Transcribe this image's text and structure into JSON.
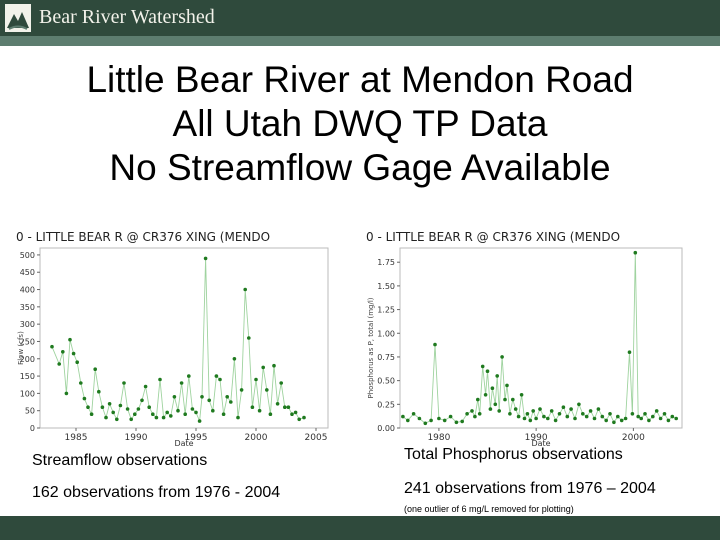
{
  "header": {
    "brand": "Bear River Watershed"
  },
  "title": {
    "line1": "Little Bear River at Mendon Road",
    "line2": "All Utah DWQ TP Data",
    "line3": "No Streamflow Gage Available"
  },
  "captions": {
    "left_title": "Streamflow observations",
    "left_count": "162 observations from 1976 - 2004",
    "right_title": "Total Phosphorus observations",
    "right_count": "241 observations from 1976 – 2004",
    "note": "(one outlier of 6 mg/L removed for plotting)"
  },
  "chart_data": [
    {
      "type": "line",
      "title": "0 - LITTLE BEAR R @ CR376 XING (MENDO",
      "xlabel": "Date",
      "ylabel": "Flow (cfs)",
      "xlim": [
        1982,
        2006
      ],
      "ylim": [
        0,
        520
      ],
      "xticks": [
        1985,
        1990,
        1995,
        2000,
        2005
      ],
      "yticks": [
        0,
        50,
        100,
        150,
        200,
        250,
        300,
        350,
        400,
        450,
        500
      ],
      "grid": false,
      "line_color": "#9fd39f",
      "marker_color": "#1f7a1f",
      "points": [
        [
          1983.0,
          235
        ],
        [
          1983.6,
          185
        ],
        [
          1983.9,
          220
        ],
        [
          1984.2,
          100
        ],
        [
          1984.5,
          255
        ],
        [
          1984.8,
          215
        ],
        [
          1985.1,
          190
        ],
        [
          1985.4,
          130
        ],
        [
          1985.7,
          85
        ],
        [
          1986.0,
          60
        ],
        [
          1986.3,
          40
        ],
        [
          1986.6,
          170
        ],
        [
          1986.9,
          105
        ],
        [
          1987.2,
          60
        ],
        [
          1987.5,
          30
        ],
        [
          1987.8,
          70
        ],
        [
          1988.1,
          45
        ],
        [
          1988.4,
          25
        ],
        [
          1988.7,
          65
        ],
        [
          1989.0,
          130
        ],
        [
          1989.3,
          55
        ],
        [
          1989.6,
          25
        ],
        [
          1989.9,
          40
        ],
        [
          1990.2,
          55
        ],
        [
          1990.5,
          80
        ],
        [
          1990.8,
          120
        ],
        [
          1991.1,
          60
        ],
        [
          1991.4,
          40
        ],
        [
          1991.7,
          30
        ],
        [
          1992.0,
          140
        ],
        [
          1992.3,
          30
        ],
        [
          1992.6,
          45
        ],
        [
          1992.9,
          35
        ],
        [
          1993.2,
          90
        ],
        [
          1993.5,
          50
        ],
        [
          1993.8,
          130
        ],
        [
          1994.1,
          40
        ],
        [
          1994.4,
          150
        ],
        [
          1994.7,
          55
        ],
        [
          1995.0,
          45
        ],
        [
          1995.3,
          20
        ],
        [
          1995.5,
          90
        ],
        [
          1995.8,
          490
        ],
        [
          1996.1,
          80
        ],
        [
          1996.4,
          50
        ],
        [
          1996.7,
          150
        ],
        [
          1997.0,
          140
        ],
        [
          1997.3,
          40
        ],
        [
          1997.6,
          90
        ],
        [
          1997.9,
          75
        ],
        [
          1998.2,
          200
        ],
        [
          1998.5,
          30
        ],
        [
          1998.8,
          110
        ],
        [
          1999.1,
          400
        ],
        [
          1999.4,
          260
        ],
        [
          1999.7,
          60
        ],
        [
          2000.0,
          140
        ],
        [
          2000.3,
          50
        ],
        [
          2000.6,
          175
        ],
        [
          2000.9,
          110
        ],
        [
          2001.2,
          40
        ],
        [
          2001.5,
          180
        ],
        [
          2001.8,
          70
        ],
        [
          2002.1,
          130
        ],
        [
          2002.4,
          60
        ],
        [
          2002.7,
          60
        ],
        [
          2003.0,
          40
        ],
        [
          2003.3,
          45
        ],
        [
          2003.6,
          25
        ],
        [
          2004.0,
          30
        ]
      ]
    },
    {
      "type": "line",
      "title": "0 - LITTLE BEAR R @ CR376 XING (MENDO",
      "xlabel": "Date",
      "ylabel": "Phosphorus as P, total (mg/l)",
      "xlim": [
        1976,
        2005
      ],
      "ylim": [
        0,
        1.9
      ],
      "xticks": [
        1980,
        1990,
        2000
      ],
      "yticks": [
        0.0,
        0.25,
        0.5,
        0.75,
        1.0,
        1.25,
        1.5,
        1.75
      ],
      "grid": false,
      "line_color": "#9fd39f",
      "marker_color": "#1f7a1f",
      "points": [
        [
          1976.3,
          0.12
        ],
        [
          1976.8,
          0.08
        ],
        [
          1977.4,
          0.15
        ],
        [
          1978.0,
          0.1
        ],
        [
          1978.6,
          0.05
        ],
        [
          1979.2,
          0.08
        ],
        [
          1979.6,
          0.88
        ],
        [
          1980.0,
          0.1
        ],
        [
          1980.6,
          0.08
        ],
        [
          1981.2,
          0.12
        ],
        [
          1981.8,
          0.06
        ],
        [
          1982.4,
          0.07
        ],
        [
          1982.9,
          0.15
        ],
        [
          1983.4,
          0.18
        ],
        [
          1983.7,
          0.12
        ],
        [
          1984.0,
          0.3
        ],
        [
          1984.2,
          0.15
        ],
        [
          1984.5,
          0.65
        ],
        [
          1984.8,
          0.35
        ],
        [
          1985.0,
          0.6
        ],
        [
          1985.3,
          0.2
        ],
        [
          1985.5,
          0.42
        ],
        [
          1985.8,
          0.25
        ],
        [
          1986.0,
          0.55
        ],
        [
          1986.2,
          0.18
        ],
        [
          1986.5,
          0.75
        ],
        [
          1986.8,
          0.3
        ],
        [
          1987.0,
          0.45
        ],
        [
          1987.3,
          0.15
        ],
        [
          1987.6,
          0.3
        ],
        [
          1987.9,
          0.2
        ],
        [
          1988.2,
          0.12
        ],
        [
          1988.5,
          0.35
        ],
        [
          1988.8,
          0.1
        ],
        [
          1989.1,
          0.15
        ],
        [
          1989.4,
          0.08
        ],
        [
          1989.7,
          0.18
        ],
        [
          1990.0,
          0.1
        ],
        [
          1990.4,
          0.2
        ],
        [
          1990.8,
          0.12
        ],
        [
          1991.2,
          0.1
        ],
        [
          1991.6,
          0.18
        ],
        [
          1992.0,
          0.08
        ],
        [
          1992.4,
          0.15
        ],
        [
          1992.8,
          0.22
        ],
        [
          1993.2,
          0.12
        ],
        [
          1993.6,
          0.2
        ],
        [
          1994.0,
          0.1
        ],
        [
          1994.4,
          0.25
        ],
        [
          1994.8,
          0.15
        ],
        [
          1995.2,
          0.12
        ],
        [
          1995.6,
          0.18
        ],
        [
          1996.0,
          0.1
        ],
        [
          1996.4,
          0.2
        ],
        [
          1996.8,
          0.12
        ],
        [
          1997.2,
          0.08
        ],
        [
          1997.6,
          0.15
        ],
        [
          1998.0,
          0.06
        ],
        [
          1998.4,
          0.12
        ],
        [
          1998.8,
          0.08
        ],
        [
          1999.2,
          0.1
        ],
        [
          1999.6,
          0.8
        ],
        [
          1999.9,
          0.15
        ],
        [
          2000.2,
          1.85
        ],
        [
          2000.5,
          0.12
        ],
        [
          2000.8,
          0.1
        ],
        [
          2001.2,
          0.15
        ],
        [
          2001.6,
          0.08
        ],
        [
          2002.0,
          0.12
        ],
        [
          2002.4,
          0.18
        ],
        [
          2002.8,
          0.1
        ],
        [
          2003.2,
          0.15
        ],
        [
          2003.6,
          0.08
        ],
        [
          2004.0,
          0.12
        ],
        [
          2004.4,
          0.1
        ]
      ]
    }
  ]
}
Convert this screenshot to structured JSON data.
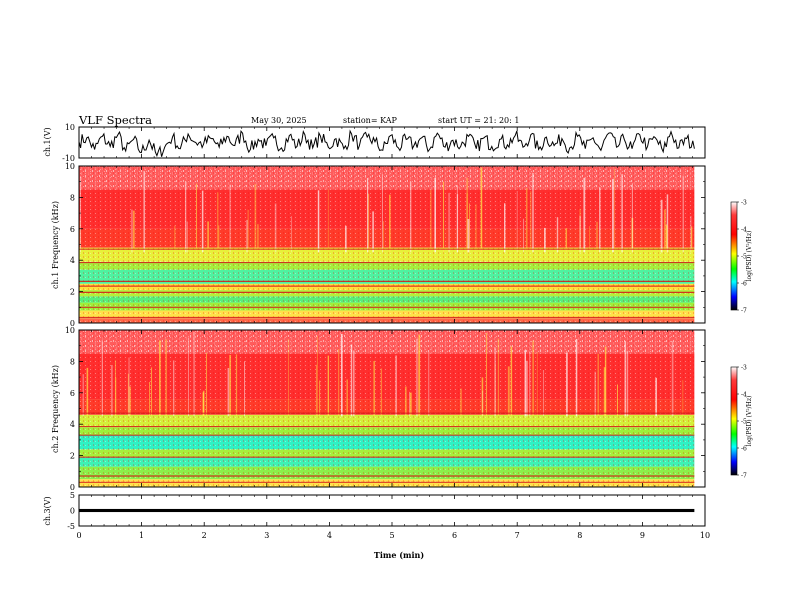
{
  "header": {
    "title": "VLF Spectra",
    "date": "May 30, 2025",
    "station": "station= KAP",
    "start": "start UT = 21: 20: 1"
  },
  "colorbar": {
    "label": "log(PSD) (V²/Hz)",
    "ticks": [
      "-3",
      "-4",
      "-5",
      "-6",
      "-7"
    ],
    "gradient": [
      "#ffffff",
      "#ff3b3b",
      "#ff0000",
      "#ffff00",
      "#00ff00",
      "#00ffff",
      "#0000ff",
      "#000000"
    ]
  },
  "chart_data": [
    {
      "type": "line",
      "name": "ch1-waveform",
      "ylabel": "ch.1(V)",
      "ylim": [
        -10,
        10
      ],
      "ytick_labels": [
        "10",
        "-10"
      ],
      "xlim": [
        0,
        10
      ],
      "y": [
        0.5,
        3.0,
        -4.5,
        4.0,
        -2.5,
        5.0,
        -5.5,
        2.0,
        -6.5,
        1.5,
        -8.5,
        -3.0,
        3.5,
        -4.0,
        5.5,
        0.0,
        -1.0,
        2.5,
        -3.0,
        4.0,
        -2.0,
        6.0,
        -4.5,
        2.0,
        -2.0,
        3.0,
        -3.5,
        4.5,
        -2.5,
        5.0,
        -3.5,
        4.0,
        -3.0,
        2.5,
        -4.0,
        5.5,
        -2.0,
        3.5,
        0.5,
        -5.0,
        4.5,
        -3.5,
        2.0,
        -2.0,
        3.0,
        -4.5,
        6.0,
        -3.0,
        1.5,
        -2.5,
        4.0,
        -4.0,
        3.0,
        -2.5,
        2.0,
        -1.5,
        4.5,
        -3.0,
        5.0,
        -4.5,
        3.5,
        -2.0,
        2.5,
        -3.5,
        4.0,
        -4.0,
        3.0,
        -5.0,
        6.0,
        -3.0,
        2.0,
        -4.0,
        5.0,
        -2.5,
        3.0,
        -6.0,
        7.0,
        -3.5,
        2.5,
        -4.0
      ]
    },
    {
      "type": "heatmap",
      "name": "ch1-spectrogram",
      "ylabel": "ch.1 Frequency (kHz)",
      "ylim": [
        0,
        10
      ],
      "xlim": [
        0,
        10
      ],
      "ytick_labels": [
        "0",
        "2",
        "4",
        "6",
        "8",
        "10"
      ],
      "bands": [
        {
          "from": 0.0,
          "to": 0.3,
          "color": "#ff6a4a"
        },
        {
          "from": 0.3,
          "to": 0.8,
          "color": "#ffe24a"
        },
        {
          "from": 0.8,
          "to": 1.3,
          "color": "#9ef03a"
        },
        {
          "from": 1.3,
          "to": 1.7,
          "color": "#55f07a"
        },
        {
          "from": 1.7,
          "to": 2.1,
          "color": "#b4f03a"
        },
        {
          "from": 2.1,
          "to": 2.5,
          "color": "#ffe03a"
        },
        {
          "from": 2.5,
          "to": 3.4,
          "color": "#4ef2a0"
        },
        {
          "from": 3.4,
          "to": 3.9,
          "color": "#a6ef3c"
        },
        {
          "from": 3.9,
          "to": 4.8,
          "color": "#e8f03a"
        },
        {
          "from": 4.8,
          "to": 6.0,
          "color": "#ff3b2a"
        },
        {
          "from": 6.0,
          "to": 8.5,
          "color": "#ff2e2e"
        },
        {
          "from": 8.5,
          "to": 10.0,
          "color": "#ff5c5c"
        }
      ],
      "lines": [
        0.35,
        1.0,
        1.95,
        2.35,
        2.65,
        3.85,
        4.7
      ]
    },
    {
      "type": "heatmap",
      "name": "ch2-spectrogram",
      "ylabel": "ch.2 Frequency (kHz)",
      "ylim": [
        0,
        10
      ],
      "xlim": [
        0,
        10
      ],
      "ytick_labels": [
        "0",
        "2",
        "4",
        "6",
        "8",
        "10"
      ],
      "bands": [
        {
          "from": 0.0,
          "to": 0.5,
          "color": "#ffe24a"
        },
        {
          "from": 0.5,
          "to": 1.3,
          "color": "#8cf04a"
        },
        {
          "from": 1.3,
          "to": 1.9,
          "color": "#3ef2b4"
        },
        {
          "from": 1.9,
          "to": 2.4,
          "color": "#a6ef3c"
        },
        {
          "from": 2.4,
          "to": 3.3,
          "color": "#2ef2c4"
        },
        {
          "from": 3.3,
          "to": 3.8,
          "color": "#9ef03a"
        },
        {
          "from": 3.8,
          "to": 4.6,
          "color": "#d4f03a"
        },
        {
          "from": 4.6,
          "to": 5.6,
          "color": "#ff3b2a"
        },
        {
          "from": 5.6,
          "to": 8.5,
          "color": "#ff2e2e"
        },
        {
          "from": 8.5,
          "to": 10.0,
          "color": "#ff5c5c"
        }
      ],
      "lines": [
        0.3,
        0.7,
        1.9,
        3.3,
        3.85,
        4.7
      ]
    },
    {
      "type": "line",
      "name": "ch3-waveform",
      "ylabel": "ch.3(V)",
      "ylim": [
        -5,
        5
      ],
      "ytick_labels": [
        "5",
        "0",
        "-5"
      ],
      "xlim": [
        0,
        10
      ],
      "level": 0,
      "thickness_v": 1.0
    }
  ],
  "xaxis": {
    "label": "Time (min)",
    "ticks": [
      "0",
      "1",
      "2",
      "3",
      "4",
      "5",
      "6",
      "7",
      "8",
      "9",
      "10"
    ],
    "data_end": 9.83
  }
}
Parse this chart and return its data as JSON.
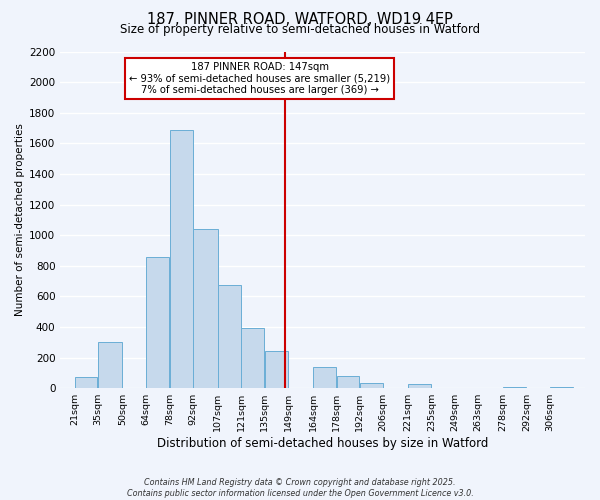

====

[Stated goal] Only lines with the string "ylabel" belong in your answer; copy each one.

[Finished answer]
      "ylabel": "Flow (cfs)",
      "ylabel": "Phosphorus as P, total (mg/l)",
      "ylabel": "ch.1(V)",
      "ylabel": "ch.1 Frequency (kHz)",
      "ylabel": "ch.2 Frequency (kHz)",
      "ylabel": "ch.3(V)",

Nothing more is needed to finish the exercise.